Document page transcription items:

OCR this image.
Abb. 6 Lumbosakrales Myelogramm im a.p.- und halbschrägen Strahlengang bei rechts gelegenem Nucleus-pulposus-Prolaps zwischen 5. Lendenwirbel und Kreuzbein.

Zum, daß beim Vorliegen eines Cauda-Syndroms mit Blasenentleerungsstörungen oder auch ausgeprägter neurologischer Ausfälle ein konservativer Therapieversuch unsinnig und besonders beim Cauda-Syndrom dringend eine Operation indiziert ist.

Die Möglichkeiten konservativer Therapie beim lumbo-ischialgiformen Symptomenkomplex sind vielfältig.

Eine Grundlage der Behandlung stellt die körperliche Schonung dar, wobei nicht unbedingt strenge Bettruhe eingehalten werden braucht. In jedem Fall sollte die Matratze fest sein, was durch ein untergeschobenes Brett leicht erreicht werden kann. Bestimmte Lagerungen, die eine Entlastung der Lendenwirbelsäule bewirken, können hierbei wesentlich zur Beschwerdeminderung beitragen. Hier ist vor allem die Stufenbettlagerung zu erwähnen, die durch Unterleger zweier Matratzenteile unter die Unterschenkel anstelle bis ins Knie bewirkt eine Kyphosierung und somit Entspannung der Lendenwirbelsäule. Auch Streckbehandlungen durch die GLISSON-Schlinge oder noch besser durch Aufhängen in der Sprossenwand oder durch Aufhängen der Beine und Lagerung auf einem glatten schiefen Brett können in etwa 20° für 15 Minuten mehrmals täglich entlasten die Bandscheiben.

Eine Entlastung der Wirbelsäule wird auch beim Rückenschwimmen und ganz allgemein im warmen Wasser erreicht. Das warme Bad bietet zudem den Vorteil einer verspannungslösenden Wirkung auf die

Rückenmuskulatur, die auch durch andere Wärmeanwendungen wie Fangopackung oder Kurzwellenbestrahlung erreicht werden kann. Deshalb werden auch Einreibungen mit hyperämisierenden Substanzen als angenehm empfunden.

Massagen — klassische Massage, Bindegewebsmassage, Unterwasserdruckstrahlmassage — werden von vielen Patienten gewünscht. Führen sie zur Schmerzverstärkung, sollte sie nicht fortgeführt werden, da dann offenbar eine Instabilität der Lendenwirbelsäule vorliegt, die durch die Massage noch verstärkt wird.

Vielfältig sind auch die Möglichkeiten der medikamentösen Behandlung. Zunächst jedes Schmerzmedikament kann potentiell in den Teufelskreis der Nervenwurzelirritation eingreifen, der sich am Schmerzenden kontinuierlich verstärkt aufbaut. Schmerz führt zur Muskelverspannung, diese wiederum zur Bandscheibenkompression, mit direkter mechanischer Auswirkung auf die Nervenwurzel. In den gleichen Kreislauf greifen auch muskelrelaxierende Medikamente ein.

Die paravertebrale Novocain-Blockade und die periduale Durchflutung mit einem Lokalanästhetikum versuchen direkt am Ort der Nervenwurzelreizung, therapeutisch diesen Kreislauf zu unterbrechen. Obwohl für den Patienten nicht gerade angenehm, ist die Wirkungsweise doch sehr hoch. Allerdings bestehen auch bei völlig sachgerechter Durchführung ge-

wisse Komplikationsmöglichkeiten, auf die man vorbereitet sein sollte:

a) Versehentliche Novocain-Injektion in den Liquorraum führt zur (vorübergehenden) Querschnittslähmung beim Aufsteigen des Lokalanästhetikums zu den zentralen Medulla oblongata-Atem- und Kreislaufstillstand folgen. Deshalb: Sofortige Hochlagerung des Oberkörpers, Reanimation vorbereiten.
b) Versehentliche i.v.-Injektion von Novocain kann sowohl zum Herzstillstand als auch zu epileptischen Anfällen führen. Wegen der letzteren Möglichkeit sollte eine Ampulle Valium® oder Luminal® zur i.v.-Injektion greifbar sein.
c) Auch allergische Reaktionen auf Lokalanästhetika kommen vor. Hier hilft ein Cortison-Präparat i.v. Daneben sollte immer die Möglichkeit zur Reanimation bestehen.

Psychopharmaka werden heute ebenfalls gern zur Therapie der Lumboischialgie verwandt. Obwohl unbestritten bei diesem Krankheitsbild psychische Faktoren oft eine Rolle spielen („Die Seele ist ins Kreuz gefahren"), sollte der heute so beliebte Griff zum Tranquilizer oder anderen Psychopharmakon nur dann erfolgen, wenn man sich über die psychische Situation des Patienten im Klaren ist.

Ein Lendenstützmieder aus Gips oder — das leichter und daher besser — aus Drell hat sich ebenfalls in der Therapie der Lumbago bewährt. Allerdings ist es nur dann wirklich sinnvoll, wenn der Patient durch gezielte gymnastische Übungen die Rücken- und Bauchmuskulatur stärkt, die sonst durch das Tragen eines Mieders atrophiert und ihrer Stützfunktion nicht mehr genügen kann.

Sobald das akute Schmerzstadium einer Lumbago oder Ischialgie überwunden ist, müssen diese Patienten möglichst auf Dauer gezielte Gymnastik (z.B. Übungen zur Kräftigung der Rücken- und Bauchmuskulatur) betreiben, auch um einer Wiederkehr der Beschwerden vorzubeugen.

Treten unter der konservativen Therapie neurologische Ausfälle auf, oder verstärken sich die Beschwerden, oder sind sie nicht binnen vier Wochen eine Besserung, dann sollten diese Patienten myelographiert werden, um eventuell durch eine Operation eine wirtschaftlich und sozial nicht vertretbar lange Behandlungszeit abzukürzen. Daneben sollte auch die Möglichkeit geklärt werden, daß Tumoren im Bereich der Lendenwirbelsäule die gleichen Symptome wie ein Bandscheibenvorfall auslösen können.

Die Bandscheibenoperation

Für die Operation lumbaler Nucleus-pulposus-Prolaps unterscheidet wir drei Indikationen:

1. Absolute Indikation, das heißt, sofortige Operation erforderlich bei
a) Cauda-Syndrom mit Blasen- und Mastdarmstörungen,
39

▶ _WORK ORDER_:
Every line of the data above that includes "pulposus" should be listed.

▶ _RESPONSE AREA_:
Abb. 6 Lumbosakrales Myelogramm im a.p.- und halbschrägen Strahlengang bei rechts gelegenem Nucleus-pulposus-Prolaps zwischen 5. Lendenwirbel und Kreuzbein.
Für die Operation lumbaler Nucleus-pulposus-Prolaps unterscheidet wir drei Indikationen:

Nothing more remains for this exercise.